**JOB:** Return, word for word, every line that follows.
[start DATASET ENTRIES]
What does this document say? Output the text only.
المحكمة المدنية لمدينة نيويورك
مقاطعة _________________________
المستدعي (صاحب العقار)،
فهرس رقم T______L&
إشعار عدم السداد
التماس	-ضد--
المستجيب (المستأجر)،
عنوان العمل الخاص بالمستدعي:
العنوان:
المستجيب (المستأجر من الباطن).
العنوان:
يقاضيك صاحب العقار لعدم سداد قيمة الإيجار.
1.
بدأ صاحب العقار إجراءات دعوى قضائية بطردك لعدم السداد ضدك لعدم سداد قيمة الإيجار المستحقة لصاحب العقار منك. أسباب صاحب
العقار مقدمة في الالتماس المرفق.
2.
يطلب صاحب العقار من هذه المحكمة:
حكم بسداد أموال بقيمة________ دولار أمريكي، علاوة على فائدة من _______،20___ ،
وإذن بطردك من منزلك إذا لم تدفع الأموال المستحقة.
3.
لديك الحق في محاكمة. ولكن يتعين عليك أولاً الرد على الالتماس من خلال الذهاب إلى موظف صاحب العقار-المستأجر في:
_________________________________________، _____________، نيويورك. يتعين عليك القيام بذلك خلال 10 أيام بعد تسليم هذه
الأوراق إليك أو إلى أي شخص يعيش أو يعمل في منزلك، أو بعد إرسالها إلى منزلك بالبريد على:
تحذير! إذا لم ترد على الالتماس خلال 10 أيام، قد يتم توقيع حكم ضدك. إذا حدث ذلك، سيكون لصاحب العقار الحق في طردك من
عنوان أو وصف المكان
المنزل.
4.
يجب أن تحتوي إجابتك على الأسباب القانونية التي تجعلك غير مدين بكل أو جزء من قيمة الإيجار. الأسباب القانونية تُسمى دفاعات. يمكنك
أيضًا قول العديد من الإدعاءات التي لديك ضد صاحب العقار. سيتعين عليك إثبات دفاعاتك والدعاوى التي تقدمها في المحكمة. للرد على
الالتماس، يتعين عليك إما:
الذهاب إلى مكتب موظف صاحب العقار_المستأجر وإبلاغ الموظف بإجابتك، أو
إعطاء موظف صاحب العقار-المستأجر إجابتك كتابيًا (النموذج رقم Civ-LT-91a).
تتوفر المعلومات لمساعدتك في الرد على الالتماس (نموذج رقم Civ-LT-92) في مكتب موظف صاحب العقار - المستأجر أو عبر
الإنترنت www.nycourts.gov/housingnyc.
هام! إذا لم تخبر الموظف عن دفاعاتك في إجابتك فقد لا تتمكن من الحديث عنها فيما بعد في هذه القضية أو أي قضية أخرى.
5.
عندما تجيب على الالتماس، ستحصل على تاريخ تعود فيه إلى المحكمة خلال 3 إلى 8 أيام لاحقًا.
[end DATASET ENTRIES]
**EXERCISE SOLUTION:**
What does this document say? Output the text only.
المحكمة المدنية لمدينة نيويورك
مقاطعة _________________________
المستدعي (صاحب العقار)،
فهرس رقم T______L&
إشعار عدم السداد
التماس	-ضد--
المستجيب (المستأجر)،
عنوان العمل الخاص بالمستدعي:
العنوان:
المستجيب (المستأجر من الباطن).
العنوان:
يقاضيك صاحب العقار لعدم سداد قيمة الإيجار.
1.
بدأ صاحب العقار إجراءات دعوى قضائية بطردك لعدم السداد ضدك لعدم سداد قيمة الإيجار المستحقة لصاحب العقار منك. أسباب صاحب
العقار مقدمة في الالتماس المرفق.
2.
يطلب صاحب العقار من هذه المحكمة:
حكم بسداد أموال بقيمة________ دولار أمريكي، علاوة على فائدة من _______،20___ ،
وإذن بطردك من منزلك إذا لم تدفع الأموال المستحقة.
3.
لديك الحق في محاكمة. ولكن يتعين عليك أولاً الرد على الالتماس من خلال الذهاب إلى موظف صاحب العقار-المستأجر في:
_________________________________________، _____________، نيويورك. يتعين عليك القيام بذلك خلال 10 أيام بعد تسليم هذه
الأوراق إليك أو إلى أي شخص يعيش أو يعمل في منزلك، أو بعد إرسالها إلى منزلك بالبريد على:
تحذير! إذا لم ترد على الالتماس خلال 10 أيام، قد يتم توقيع حكم ضدك. إذا حدث ذلك، سيكون لصاحب العقار الحق في طردك من
عنوان أو وصف المكان
المنزل.
4.
يجب أن تحتوي إجابتك على الأسباب القانونية التي تجعلك غير مدين بكل أو جزء من قيمة الإيجار. الأسباب القانونية تُسمى دفاعات. يمكنك
أيضًا قول العديد من الإدعاءات التي لديك ضد صاحب العقار. سيتعين عليك إثبات دفاعاتك والدعاوى التي تقدمها في المحكمة. للرد على
الالتماس، يتعين عليك إما:
الذهاب إلى مكتب موظف صاحب العقار_المستأجر وإبلاغ الموظف بإجابتك، أو
إعطاء موظف صاحب العقار-المستأجر إجابتك كتابيًا (النموذج رقم Civ-LT-91a).
تتوفر المعلومات لمساعدتك في الرد على الالتماس (نموذج رقم Civ-LT-92) في مكتب موظف صاحب العقار - المستأجر أو عبر
الإنترنت www.nycourts.gov/housingnyc.
هام! إذا لم تخبر الموظف عن دفاعاتك في إجابتك فقد لا تتمكن من الحديث عنها فيما بعد في هذه القضية أو أي قضية أخرى.
5.
عندما تجيب على الالتماس، ستحصل على تاريخ تعود فيه إلى المحكمة خلال 3 إلى 8 أيام لاحقًا.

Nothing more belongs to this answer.